■ **What is needed**
Your task is to repeat all of the data exactly while excluding the pictures.

■ **Items**
--*--

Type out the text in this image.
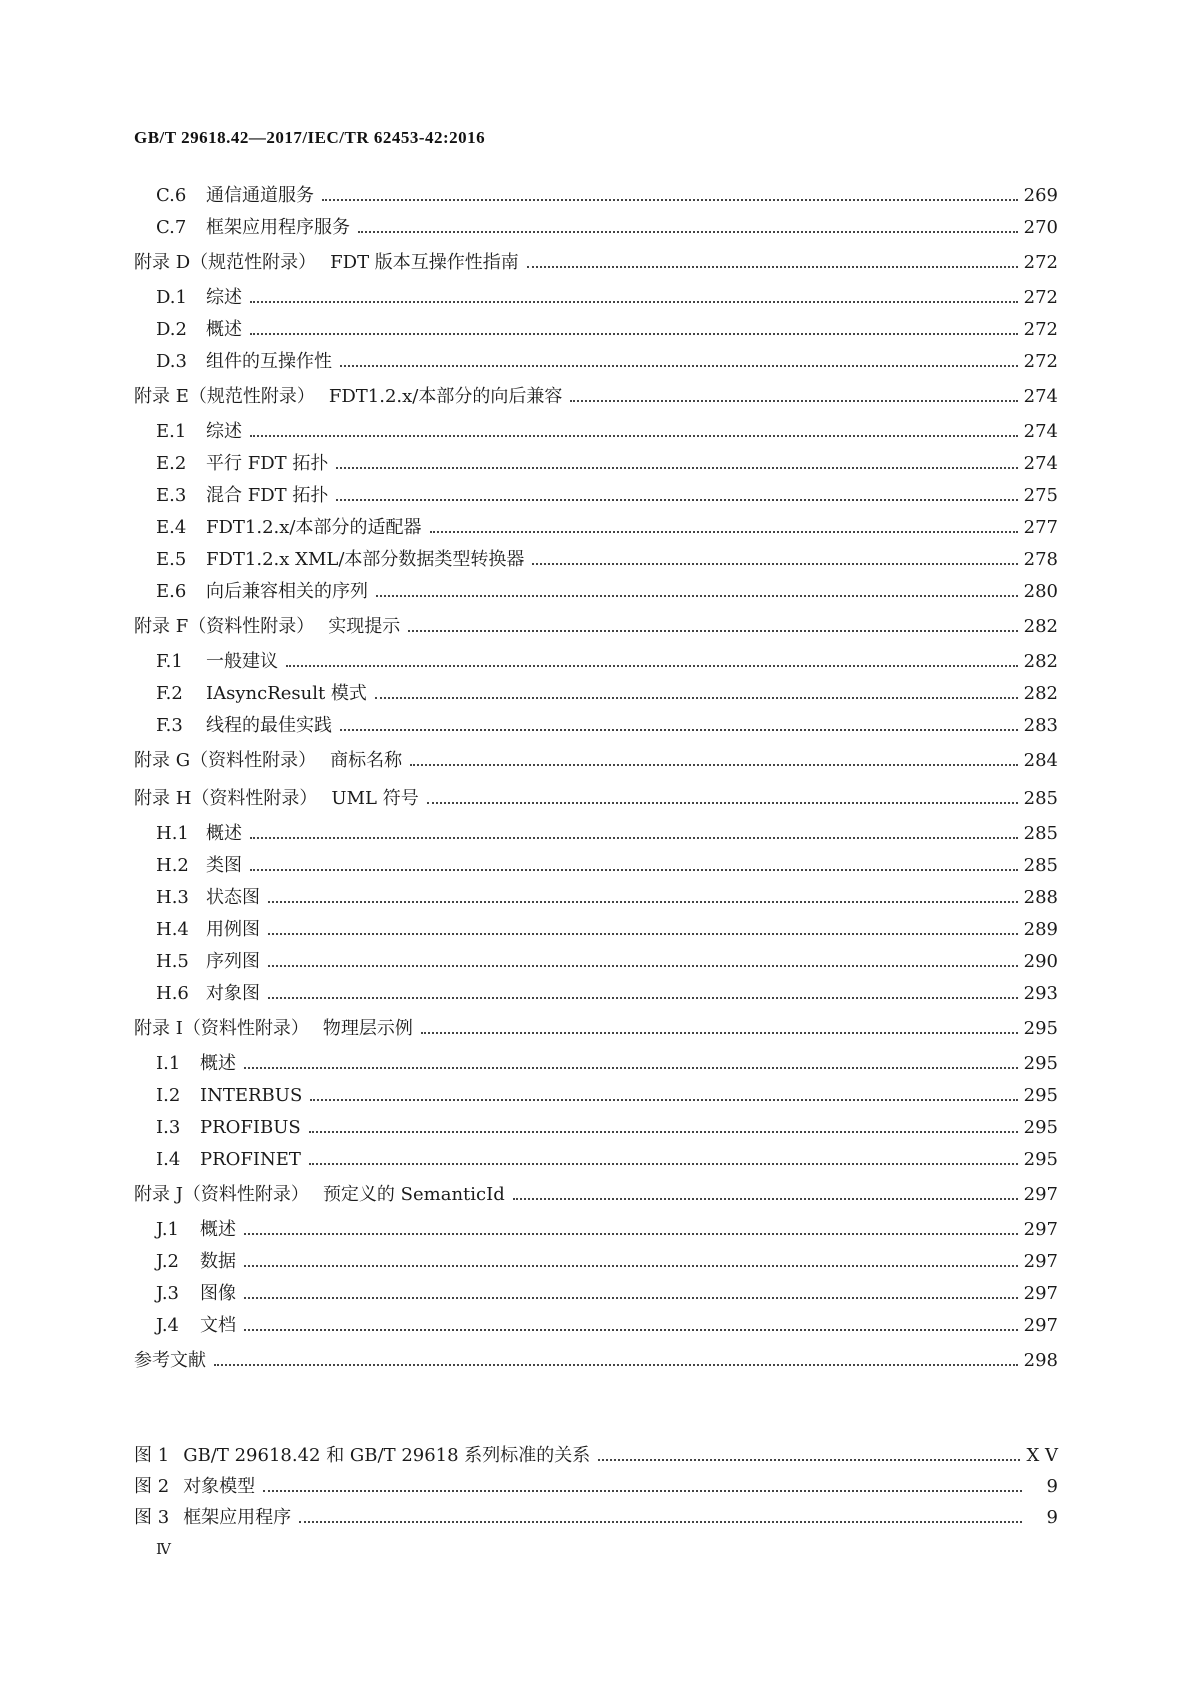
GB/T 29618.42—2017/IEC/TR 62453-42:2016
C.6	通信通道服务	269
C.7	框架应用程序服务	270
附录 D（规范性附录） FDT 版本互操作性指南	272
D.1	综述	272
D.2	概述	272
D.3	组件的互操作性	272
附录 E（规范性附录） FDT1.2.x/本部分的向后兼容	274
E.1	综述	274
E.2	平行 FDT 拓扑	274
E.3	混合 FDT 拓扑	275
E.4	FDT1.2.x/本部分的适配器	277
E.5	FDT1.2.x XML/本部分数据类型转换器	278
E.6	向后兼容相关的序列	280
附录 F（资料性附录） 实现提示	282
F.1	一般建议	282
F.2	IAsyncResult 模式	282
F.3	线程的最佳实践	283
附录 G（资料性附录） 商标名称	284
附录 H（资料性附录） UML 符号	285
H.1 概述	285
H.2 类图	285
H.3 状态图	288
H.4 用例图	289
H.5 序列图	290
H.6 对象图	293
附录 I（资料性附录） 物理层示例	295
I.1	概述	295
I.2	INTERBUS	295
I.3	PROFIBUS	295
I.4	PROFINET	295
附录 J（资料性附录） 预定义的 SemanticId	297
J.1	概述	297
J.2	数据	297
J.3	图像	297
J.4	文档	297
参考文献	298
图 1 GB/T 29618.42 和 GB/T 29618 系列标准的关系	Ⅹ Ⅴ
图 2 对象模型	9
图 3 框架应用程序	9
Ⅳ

--*--

■ **Result of the exercise**
Type out the text in this image.
GB/T 29618.42—2017/IEC/TR 62453-42:2016
C.6	通信通道服务	269
C.7	框架应用程序服务	270
附录 D（规范性附录） FDT 版本互操作性指南	272
D.1	综述	272
D.2	概述	272
D.3	组件的互操作性	272
附录 E（规范性附录） FDT1.2.x/本部分的向后兼容	274
E.1	综述	274
E.2	平行 FDT 拓扑	274
E.3	混合 FDT 拓扑	275
E.4	FDT1.2.x/本部分的适配器	277
E.5	FDT1.2.x XML/本部分数据类型转换器	278
E.6	向后兼容相关的序列	280
附录 F（资料性附录） 实现提示	282
F.1	一般建议	282
F.2	IAsyncResult 模式	282
F.3	线程的最佳实践	283
附录 G（资料性附录） 商标名称	284
附录 H（资料性附录） UML 符号	285
H.1 概述	285
H.2 类图	285
H.3 状态图	288
H.4 用例图	289
H.5 序列图	290
H.6 对象图	293
附录 I（资料性附录） 物理层示例	295
I.1	概述	295
I.2	INTERBUS	295
I.3	PROFIBUS	295
I.4	PROFINET	295
附录 J（资料性附录） 预定义的 SemanticId	297
J.1	概述	297
J.2	数据	297
J.3	图像	297
J.4	文档	297
参考文献	298
图 1 GB/T 29618.42 和 GB/T 29618 系列标准的关系	Ⅹ Ⅴ
图 2 对象模型	9
图 3 框架应用程序	9
Ⅳ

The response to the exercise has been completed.